▶ WHAT IS BEING ASKED
Tally the lines holding "multiple" and state only that figure.

▶ Records from a dataset
- - - - - - -

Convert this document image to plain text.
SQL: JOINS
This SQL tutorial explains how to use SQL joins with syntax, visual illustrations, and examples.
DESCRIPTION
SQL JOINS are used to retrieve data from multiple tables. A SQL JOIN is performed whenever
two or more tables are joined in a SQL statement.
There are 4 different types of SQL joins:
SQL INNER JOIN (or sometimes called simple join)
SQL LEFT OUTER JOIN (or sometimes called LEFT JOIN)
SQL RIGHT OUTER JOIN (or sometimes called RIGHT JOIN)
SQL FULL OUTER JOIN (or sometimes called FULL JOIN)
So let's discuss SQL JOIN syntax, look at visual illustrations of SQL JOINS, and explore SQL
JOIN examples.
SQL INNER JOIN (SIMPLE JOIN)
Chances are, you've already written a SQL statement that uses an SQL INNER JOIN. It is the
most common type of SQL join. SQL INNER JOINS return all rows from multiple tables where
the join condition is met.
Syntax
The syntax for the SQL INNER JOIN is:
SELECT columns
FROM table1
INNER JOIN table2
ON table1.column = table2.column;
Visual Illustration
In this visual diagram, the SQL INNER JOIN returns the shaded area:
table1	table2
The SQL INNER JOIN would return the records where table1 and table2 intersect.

- - - - - - -

▶ REPLY
2